# WHAT YOU HAVE TO DO
Each line that holds the word "triangle" is to be identified and copied.

# MATERIAL SHOWN
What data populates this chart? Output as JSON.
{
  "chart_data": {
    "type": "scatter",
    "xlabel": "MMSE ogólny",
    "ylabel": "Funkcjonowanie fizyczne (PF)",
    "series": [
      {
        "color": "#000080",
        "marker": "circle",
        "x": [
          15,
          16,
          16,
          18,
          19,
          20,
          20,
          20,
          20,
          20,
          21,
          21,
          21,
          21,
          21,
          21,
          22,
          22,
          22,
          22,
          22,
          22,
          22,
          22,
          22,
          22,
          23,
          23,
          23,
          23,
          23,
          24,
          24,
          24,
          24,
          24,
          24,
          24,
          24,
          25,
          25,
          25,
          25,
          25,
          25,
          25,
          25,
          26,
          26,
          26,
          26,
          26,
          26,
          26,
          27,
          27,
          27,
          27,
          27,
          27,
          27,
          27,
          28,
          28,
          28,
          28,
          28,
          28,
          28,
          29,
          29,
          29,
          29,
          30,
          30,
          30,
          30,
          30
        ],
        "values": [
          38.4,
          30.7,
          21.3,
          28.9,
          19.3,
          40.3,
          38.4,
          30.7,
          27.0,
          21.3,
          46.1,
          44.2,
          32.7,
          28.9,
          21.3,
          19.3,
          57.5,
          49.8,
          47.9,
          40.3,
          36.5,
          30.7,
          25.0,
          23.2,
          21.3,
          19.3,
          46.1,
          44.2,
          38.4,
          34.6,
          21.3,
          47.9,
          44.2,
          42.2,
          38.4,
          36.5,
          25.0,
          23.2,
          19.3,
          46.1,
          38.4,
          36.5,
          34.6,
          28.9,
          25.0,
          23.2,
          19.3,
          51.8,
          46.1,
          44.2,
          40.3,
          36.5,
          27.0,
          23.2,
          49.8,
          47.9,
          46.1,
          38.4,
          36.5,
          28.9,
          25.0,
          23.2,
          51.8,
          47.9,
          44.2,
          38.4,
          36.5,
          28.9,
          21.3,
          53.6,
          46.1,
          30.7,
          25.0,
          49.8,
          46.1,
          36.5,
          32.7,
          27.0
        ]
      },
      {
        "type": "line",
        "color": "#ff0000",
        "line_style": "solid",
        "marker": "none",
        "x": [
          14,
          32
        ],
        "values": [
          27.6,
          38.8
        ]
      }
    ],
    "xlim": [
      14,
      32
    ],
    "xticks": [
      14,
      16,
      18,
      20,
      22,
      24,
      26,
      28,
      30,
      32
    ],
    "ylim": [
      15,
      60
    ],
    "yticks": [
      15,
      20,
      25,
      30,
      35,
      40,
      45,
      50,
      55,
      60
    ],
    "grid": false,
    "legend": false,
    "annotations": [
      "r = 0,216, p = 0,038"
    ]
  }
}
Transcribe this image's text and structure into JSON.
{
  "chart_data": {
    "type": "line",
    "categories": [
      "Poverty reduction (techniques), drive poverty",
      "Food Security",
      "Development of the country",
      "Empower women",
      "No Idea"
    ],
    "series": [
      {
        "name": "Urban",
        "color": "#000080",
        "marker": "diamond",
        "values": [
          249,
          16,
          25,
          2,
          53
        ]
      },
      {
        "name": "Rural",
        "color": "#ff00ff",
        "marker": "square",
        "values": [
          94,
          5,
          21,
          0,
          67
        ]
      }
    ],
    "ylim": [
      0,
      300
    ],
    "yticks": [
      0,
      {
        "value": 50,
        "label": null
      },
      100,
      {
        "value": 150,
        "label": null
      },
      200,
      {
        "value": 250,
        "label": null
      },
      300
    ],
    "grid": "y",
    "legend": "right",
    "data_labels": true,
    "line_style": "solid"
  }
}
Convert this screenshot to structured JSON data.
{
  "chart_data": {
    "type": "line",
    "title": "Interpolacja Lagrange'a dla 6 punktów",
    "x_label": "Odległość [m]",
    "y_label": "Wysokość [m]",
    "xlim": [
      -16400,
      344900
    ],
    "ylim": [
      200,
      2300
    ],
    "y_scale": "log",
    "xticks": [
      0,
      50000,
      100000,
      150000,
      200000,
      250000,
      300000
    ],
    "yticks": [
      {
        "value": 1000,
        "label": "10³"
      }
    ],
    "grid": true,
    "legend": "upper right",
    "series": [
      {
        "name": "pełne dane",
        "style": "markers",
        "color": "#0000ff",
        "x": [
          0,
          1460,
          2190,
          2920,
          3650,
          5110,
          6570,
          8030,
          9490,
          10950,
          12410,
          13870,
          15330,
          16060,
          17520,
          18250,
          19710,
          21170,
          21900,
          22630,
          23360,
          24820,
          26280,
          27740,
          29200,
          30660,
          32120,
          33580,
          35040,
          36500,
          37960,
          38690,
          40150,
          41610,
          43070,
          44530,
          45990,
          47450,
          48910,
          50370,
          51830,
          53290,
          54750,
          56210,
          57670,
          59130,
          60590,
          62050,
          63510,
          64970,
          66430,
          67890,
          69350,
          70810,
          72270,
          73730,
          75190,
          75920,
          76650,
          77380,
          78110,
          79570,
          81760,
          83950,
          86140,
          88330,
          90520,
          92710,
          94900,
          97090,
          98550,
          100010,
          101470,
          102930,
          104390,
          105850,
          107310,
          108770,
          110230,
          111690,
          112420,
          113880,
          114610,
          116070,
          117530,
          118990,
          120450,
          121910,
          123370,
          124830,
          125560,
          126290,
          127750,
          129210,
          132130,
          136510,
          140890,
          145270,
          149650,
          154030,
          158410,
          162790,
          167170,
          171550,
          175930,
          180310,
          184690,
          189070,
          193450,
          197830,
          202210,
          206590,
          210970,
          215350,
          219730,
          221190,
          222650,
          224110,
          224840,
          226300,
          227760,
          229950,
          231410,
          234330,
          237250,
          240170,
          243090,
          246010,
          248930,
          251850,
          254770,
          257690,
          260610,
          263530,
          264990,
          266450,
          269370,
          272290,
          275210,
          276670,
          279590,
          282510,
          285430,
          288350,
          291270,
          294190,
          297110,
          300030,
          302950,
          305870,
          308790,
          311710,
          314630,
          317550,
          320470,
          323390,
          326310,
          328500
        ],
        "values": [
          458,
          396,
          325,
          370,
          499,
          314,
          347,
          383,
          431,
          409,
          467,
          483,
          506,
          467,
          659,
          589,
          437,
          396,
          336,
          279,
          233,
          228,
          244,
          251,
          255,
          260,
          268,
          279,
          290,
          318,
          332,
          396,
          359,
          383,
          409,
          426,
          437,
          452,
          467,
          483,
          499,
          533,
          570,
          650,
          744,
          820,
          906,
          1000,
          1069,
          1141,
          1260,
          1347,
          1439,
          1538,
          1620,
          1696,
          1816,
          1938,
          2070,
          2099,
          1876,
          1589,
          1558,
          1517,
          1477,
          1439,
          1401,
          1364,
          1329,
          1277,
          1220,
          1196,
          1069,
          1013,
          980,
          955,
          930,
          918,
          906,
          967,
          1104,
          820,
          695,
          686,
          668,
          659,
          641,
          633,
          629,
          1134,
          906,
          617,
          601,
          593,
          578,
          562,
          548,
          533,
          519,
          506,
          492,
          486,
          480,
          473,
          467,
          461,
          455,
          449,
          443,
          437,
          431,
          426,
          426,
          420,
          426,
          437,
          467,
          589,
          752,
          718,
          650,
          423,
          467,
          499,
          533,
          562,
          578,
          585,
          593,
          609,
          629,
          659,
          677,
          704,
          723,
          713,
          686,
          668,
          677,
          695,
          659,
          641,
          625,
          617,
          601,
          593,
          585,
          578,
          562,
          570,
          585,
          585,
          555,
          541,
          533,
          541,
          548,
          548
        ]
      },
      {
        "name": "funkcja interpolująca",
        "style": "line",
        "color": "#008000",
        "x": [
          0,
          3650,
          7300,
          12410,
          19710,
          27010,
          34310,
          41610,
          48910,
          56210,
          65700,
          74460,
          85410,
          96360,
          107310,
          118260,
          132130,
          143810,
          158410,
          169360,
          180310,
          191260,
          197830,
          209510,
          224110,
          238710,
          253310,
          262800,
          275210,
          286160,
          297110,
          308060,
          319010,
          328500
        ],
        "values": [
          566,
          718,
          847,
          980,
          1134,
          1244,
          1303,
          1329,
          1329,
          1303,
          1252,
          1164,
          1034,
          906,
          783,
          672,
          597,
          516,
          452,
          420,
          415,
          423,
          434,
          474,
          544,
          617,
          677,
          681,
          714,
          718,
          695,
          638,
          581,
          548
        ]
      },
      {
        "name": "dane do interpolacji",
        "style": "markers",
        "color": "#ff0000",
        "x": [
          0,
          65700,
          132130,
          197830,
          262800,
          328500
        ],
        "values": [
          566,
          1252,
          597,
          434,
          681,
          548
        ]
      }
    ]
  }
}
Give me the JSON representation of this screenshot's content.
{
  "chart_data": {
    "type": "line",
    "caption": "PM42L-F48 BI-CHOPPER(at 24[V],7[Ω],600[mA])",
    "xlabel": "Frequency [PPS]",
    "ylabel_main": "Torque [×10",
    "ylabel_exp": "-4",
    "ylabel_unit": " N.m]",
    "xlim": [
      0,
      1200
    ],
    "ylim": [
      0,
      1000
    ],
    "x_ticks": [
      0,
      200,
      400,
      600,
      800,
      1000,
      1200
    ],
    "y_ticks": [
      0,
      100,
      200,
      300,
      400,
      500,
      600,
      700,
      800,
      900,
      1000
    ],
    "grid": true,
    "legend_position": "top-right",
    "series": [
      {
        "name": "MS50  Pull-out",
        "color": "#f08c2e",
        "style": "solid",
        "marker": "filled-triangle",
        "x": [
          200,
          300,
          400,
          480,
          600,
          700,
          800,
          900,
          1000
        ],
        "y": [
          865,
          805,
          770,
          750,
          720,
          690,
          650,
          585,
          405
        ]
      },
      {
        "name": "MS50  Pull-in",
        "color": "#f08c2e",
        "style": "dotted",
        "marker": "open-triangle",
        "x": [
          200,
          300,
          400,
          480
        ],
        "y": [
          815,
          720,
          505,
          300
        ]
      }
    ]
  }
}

# FINISHED TASK
        "marker": "filled-triangle",
        "marker": "open-triangle",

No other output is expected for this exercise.